# Start of RECORD EXTRACTS
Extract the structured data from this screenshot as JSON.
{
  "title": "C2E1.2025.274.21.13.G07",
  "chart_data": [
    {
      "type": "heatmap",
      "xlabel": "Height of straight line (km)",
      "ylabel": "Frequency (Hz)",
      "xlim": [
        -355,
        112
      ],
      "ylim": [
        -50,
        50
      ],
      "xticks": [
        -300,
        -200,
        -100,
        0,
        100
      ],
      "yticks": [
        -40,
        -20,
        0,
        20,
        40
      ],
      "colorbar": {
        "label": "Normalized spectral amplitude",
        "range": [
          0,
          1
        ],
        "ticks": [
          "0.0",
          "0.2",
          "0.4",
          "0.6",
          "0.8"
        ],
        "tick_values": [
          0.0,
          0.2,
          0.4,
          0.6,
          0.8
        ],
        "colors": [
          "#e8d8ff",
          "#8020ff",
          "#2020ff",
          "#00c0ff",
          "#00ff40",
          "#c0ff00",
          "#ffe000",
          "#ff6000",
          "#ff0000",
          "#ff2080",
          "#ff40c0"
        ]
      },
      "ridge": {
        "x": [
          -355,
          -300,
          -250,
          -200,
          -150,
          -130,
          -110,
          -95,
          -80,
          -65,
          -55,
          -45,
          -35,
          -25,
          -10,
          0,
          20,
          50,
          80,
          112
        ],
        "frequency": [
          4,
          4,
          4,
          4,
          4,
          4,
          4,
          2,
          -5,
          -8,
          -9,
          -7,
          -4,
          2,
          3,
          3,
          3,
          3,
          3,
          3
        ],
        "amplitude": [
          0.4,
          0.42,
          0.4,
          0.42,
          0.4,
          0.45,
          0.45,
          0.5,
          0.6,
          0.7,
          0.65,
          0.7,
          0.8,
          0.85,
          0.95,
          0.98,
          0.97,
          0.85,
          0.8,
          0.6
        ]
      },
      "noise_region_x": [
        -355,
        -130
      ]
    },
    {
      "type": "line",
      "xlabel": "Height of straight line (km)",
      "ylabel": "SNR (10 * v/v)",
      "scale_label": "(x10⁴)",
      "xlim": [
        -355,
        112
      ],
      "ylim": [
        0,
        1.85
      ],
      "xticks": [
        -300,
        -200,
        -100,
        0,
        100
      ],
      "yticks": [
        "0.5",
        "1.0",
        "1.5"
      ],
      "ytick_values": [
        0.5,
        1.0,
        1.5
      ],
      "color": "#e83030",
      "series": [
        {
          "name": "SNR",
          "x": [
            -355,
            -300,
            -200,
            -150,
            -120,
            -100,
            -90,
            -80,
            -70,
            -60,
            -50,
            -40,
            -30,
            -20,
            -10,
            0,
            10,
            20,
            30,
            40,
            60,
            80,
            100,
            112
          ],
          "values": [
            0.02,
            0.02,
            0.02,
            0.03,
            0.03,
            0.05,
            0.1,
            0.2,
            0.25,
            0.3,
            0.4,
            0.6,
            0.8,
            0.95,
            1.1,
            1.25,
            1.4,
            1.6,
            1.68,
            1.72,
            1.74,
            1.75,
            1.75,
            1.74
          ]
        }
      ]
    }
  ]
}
# End of RECORD EXTRACTS
**TO DO**
Find the lines above holding the word "amplitude" and show them.

**TASK RESULT**
        "label": "Normalized spectral amplitude",
        "amplitude": [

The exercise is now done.